Work required →
Your answer is a single number: how many lines hold the word "Atividade"?
+++ Records for this exercise
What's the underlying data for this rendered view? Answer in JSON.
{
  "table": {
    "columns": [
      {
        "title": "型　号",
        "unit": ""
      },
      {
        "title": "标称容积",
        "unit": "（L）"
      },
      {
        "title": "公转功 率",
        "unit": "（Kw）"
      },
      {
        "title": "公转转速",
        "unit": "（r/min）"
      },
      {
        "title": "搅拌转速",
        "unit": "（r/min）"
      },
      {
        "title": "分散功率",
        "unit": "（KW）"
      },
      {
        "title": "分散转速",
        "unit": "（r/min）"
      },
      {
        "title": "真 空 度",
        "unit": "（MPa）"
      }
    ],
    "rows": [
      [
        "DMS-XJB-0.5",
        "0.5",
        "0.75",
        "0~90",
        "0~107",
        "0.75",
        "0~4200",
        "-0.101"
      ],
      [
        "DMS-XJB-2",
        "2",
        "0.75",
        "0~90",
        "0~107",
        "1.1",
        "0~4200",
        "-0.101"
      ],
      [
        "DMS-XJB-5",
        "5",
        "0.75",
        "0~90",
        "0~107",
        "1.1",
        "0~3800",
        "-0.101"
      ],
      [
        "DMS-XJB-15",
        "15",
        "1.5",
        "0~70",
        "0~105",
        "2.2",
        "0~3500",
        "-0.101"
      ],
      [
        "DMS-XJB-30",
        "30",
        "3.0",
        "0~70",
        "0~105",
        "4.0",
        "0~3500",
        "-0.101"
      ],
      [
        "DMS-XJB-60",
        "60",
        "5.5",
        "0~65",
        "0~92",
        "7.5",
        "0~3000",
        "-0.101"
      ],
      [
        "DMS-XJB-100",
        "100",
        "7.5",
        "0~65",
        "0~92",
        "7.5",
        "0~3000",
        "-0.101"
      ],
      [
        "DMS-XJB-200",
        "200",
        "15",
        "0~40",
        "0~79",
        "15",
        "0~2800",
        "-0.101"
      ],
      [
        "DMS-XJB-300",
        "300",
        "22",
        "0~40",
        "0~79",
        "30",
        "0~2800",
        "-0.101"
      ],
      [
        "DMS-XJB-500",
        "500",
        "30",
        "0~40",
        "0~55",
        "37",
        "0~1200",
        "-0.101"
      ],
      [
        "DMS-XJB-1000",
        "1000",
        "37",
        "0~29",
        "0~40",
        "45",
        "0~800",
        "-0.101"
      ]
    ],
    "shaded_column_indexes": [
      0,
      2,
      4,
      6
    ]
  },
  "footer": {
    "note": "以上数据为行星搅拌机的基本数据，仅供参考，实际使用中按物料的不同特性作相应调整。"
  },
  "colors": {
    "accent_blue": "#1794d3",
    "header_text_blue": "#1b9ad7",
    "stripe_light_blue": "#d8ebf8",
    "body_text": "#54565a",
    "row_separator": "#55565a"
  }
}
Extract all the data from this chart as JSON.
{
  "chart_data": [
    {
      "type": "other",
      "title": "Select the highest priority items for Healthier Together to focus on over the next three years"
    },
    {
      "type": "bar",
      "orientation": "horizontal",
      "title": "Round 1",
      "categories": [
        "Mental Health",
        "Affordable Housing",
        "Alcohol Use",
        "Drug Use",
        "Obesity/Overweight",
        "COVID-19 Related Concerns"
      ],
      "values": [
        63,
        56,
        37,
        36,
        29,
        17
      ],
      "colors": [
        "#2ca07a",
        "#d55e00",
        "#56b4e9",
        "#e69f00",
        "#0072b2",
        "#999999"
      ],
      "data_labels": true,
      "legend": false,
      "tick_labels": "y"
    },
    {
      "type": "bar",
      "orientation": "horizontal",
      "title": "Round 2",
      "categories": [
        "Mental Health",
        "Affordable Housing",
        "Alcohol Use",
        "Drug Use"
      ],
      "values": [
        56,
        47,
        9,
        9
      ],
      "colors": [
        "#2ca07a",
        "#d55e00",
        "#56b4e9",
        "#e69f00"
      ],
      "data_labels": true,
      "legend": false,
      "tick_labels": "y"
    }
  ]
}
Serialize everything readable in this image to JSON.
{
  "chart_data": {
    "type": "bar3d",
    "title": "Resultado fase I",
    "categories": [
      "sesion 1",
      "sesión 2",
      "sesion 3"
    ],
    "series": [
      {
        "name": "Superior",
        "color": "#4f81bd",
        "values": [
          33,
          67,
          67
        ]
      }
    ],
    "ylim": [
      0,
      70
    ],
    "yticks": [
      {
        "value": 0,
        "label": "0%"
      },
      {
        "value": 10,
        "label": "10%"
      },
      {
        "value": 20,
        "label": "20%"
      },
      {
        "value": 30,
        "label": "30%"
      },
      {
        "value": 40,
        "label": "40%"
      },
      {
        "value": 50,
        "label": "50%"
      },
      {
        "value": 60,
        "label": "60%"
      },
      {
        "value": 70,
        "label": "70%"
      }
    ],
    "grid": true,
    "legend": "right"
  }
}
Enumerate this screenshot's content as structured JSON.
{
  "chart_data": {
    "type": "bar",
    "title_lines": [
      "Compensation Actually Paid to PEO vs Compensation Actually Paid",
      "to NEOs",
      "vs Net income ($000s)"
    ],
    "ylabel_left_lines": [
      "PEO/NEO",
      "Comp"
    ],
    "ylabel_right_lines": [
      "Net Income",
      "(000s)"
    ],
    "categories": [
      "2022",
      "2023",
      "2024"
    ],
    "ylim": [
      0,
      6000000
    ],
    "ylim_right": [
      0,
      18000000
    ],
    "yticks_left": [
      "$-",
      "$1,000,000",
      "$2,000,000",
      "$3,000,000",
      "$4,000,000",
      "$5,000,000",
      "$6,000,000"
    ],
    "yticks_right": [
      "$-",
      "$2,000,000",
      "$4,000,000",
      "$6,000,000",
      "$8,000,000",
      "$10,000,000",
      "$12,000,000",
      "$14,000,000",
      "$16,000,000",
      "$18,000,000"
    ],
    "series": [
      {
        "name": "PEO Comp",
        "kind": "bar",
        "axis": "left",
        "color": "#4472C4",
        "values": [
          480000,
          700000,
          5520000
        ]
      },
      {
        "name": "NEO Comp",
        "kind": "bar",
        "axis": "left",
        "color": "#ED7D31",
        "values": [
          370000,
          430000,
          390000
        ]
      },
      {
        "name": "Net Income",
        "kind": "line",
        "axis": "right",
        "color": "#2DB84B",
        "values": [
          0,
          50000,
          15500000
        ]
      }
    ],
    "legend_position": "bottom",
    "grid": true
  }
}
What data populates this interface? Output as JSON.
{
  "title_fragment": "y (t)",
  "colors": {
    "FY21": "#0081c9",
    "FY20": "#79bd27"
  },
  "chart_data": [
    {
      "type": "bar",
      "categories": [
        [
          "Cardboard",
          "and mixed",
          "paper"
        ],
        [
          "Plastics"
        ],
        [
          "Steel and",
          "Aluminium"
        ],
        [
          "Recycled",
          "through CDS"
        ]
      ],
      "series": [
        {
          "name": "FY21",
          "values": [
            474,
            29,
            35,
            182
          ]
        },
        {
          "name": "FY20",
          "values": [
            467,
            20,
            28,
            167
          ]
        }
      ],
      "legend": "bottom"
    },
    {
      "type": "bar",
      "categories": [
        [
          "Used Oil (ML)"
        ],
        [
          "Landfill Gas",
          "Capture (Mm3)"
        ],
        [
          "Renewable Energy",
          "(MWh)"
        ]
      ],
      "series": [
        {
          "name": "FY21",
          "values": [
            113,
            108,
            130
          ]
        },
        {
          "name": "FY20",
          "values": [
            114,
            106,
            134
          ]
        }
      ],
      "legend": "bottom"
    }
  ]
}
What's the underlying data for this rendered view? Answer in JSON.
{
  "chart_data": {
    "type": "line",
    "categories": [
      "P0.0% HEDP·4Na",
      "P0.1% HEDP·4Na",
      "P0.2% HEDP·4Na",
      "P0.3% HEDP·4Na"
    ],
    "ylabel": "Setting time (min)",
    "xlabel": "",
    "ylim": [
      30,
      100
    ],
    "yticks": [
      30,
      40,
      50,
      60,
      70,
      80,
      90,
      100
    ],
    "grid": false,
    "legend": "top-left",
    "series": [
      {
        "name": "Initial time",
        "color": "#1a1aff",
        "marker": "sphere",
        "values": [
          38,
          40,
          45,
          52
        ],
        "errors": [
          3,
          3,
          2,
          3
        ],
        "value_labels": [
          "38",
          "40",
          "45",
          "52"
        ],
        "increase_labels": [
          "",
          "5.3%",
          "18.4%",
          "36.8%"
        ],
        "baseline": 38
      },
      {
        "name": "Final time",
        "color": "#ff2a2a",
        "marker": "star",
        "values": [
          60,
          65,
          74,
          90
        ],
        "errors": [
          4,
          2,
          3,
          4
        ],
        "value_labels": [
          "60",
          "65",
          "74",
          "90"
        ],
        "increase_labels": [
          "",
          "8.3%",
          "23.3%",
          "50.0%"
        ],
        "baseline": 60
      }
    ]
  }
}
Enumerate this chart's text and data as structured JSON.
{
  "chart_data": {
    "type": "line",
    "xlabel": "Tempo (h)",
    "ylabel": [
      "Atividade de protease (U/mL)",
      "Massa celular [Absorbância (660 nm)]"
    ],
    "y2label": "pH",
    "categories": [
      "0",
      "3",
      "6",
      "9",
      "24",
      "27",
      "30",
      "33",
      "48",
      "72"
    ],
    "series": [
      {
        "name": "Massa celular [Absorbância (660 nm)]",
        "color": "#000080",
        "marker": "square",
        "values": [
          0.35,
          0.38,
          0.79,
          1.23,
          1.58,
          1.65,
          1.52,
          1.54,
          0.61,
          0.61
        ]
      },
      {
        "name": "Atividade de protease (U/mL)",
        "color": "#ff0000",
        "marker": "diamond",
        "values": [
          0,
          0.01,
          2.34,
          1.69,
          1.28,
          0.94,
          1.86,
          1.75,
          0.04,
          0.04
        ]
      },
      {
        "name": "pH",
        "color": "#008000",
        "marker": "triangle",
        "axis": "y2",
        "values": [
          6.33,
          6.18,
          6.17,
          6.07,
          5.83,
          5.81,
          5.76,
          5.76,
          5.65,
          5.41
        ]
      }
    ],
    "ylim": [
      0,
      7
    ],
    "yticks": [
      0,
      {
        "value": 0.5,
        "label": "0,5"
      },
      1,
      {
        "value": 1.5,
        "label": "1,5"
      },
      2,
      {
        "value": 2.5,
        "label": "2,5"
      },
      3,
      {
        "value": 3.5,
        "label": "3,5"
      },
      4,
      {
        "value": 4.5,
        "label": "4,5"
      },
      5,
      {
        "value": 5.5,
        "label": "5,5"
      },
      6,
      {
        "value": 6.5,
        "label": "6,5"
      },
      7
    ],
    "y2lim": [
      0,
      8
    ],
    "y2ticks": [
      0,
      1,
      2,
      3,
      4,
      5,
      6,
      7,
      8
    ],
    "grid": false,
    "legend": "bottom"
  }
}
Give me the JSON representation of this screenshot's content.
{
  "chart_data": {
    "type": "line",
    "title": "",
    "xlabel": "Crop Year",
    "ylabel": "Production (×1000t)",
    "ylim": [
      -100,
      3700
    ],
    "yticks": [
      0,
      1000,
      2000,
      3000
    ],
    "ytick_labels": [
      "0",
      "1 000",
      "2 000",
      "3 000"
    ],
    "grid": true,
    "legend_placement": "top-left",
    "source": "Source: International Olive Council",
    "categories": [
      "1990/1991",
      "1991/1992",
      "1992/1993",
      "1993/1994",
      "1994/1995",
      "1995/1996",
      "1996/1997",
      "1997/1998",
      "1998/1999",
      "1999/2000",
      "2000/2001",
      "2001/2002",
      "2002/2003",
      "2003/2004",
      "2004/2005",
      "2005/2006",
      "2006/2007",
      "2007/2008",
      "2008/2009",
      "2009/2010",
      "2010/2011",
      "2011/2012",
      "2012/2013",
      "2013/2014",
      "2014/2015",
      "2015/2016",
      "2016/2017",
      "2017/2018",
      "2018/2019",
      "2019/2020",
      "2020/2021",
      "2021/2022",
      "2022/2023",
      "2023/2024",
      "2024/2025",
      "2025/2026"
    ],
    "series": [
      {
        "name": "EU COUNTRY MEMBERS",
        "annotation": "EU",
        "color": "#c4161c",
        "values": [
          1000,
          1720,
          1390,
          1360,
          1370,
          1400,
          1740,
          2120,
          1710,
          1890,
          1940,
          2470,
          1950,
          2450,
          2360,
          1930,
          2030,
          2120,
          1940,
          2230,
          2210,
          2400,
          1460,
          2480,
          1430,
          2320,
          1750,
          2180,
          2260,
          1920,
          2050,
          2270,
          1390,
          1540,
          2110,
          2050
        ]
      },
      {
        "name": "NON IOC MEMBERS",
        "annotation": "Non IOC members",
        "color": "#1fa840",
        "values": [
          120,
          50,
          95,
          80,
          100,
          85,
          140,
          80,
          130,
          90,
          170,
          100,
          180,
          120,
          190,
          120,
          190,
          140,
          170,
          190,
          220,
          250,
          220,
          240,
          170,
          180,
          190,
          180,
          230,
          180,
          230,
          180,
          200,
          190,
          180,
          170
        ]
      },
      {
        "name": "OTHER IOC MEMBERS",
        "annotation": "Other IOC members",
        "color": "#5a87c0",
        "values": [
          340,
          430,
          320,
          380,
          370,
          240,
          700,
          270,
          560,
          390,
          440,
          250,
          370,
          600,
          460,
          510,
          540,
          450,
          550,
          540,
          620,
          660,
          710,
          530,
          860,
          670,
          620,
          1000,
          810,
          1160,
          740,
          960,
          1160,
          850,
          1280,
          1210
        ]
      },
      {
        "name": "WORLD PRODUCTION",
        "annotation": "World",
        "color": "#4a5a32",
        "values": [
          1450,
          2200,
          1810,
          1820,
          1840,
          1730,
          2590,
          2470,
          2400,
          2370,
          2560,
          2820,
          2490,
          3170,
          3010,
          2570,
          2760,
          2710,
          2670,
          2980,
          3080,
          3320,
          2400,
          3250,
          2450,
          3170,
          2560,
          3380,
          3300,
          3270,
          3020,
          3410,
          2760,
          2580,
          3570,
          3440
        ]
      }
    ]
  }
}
++++++
Written solution →
2